►

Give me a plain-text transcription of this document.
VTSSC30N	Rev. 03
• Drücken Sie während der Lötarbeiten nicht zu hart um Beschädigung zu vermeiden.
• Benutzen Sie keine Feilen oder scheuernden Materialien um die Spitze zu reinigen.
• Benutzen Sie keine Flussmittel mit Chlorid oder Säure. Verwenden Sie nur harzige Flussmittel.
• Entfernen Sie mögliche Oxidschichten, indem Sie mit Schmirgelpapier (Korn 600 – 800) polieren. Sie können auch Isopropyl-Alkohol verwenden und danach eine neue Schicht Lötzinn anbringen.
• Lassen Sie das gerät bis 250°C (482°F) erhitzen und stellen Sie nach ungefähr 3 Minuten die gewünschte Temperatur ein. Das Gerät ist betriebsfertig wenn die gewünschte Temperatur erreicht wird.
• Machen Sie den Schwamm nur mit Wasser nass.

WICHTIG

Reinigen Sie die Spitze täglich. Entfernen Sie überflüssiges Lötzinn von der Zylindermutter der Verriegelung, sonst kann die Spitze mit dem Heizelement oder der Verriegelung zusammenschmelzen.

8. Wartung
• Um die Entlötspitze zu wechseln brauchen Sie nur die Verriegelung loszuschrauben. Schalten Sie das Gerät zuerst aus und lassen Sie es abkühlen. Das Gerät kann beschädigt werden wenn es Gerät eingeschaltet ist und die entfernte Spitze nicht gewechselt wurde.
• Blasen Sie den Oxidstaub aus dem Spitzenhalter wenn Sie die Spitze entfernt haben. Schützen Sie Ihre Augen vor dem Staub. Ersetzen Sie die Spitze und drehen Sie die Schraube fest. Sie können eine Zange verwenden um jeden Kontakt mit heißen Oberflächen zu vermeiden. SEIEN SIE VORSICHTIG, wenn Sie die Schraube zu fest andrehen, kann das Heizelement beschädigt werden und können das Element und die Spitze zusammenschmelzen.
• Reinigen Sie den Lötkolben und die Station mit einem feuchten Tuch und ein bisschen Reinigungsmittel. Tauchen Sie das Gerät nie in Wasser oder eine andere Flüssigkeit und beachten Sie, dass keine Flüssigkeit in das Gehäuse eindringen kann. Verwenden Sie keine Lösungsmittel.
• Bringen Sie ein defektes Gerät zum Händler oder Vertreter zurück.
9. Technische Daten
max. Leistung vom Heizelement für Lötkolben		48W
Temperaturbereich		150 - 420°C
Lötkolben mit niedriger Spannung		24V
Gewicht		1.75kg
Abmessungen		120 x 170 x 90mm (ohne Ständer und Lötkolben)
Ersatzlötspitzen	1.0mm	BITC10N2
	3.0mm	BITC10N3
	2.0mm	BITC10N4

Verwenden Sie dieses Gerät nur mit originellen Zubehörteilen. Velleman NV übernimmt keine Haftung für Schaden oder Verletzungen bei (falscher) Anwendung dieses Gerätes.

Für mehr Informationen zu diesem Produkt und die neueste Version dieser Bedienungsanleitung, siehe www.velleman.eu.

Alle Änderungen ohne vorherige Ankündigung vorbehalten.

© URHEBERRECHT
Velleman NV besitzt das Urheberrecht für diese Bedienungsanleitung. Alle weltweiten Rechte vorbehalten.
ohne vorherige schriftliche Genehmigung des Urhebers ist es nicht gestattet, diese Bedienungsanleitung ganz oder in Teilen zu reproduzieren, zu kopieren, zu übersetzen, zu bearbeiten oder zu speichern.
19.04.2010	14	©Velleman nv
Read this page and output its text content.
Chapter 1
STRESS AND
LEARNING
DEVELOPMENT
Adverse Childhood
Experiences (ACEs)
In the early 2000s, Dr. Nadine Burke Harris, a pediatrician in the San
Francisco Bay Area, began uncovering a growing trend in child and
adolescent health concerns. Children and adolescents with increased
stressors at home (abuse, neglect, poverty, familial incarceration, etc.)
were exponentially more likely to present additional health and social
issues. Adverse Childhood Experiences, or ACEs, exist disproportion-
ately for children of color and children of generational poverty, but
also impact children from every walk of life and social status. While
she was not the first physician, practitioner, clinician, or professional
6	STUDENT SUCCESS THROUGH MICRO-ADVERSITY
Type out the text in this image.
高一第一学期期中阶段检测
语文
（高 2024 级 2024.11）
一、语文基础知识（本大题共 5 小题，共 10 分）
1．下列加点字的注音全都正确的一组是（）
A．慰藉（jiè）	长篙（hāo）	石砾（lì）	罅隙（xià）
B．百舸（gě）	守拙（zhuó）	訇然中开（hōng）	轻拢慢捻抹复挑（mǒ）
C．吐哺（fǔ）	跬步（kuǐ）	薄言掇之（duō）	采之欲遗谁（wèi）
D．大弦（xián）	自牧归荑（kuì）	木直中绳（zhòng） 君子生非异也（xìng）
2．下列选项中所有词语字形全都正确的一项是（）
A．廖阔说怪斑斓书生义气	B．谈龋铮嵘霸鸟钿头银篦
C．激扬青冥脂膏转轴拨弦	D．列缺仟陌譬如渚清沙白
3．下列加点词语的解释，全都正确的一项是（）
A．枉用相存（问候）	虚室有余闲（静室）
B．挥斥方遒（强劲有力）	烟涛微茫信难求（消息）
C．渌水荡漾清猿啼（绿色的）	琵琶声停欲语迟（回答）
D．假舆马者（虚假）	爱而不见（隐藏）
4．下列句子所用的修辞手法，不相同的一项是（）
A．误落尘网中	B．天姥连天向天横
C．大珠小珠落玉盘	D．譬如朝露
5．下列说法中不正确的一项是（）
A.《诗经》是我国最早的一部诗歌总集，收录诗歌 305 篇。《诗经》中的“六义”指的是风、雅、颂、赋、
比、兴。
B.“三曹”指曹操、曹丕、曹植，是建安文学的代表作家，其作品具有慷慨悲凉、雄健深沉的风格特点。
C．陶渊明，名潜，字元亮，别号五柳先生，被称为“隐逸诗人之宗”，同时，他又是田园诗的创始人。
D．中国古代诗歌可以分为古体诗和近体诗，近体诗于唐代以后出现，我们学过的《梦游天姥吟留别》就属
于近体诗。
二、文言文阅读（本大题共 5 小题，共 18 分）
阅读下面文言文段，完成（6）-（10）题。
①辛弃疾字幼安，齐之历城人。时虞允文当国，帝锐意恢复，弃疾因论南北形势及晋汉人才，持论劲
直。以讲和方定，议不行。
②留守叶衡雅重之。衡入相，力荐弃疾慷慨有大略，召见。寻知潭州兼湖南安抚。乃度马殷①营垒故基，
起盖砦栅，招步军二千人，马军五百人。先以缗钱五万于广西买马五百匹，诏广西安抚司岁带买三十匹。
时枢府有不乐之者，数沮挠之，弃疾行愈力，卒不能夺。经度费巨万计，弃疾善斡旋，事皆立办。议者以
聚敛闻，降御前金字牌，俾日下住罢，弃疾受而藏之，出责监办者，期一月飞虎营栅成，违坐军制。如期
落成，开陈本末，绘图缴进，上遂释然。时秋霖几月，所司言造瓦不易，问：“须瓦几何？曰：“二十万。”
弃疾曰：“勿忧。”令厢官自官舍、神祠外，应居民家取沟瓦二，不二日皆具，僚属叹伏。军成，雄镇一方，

◄

PROBLEM: Of the lines in the records, determine how many contain the word "Experiences", and report that number alone.

SOLUTION FOR THIS EXERCISE: 2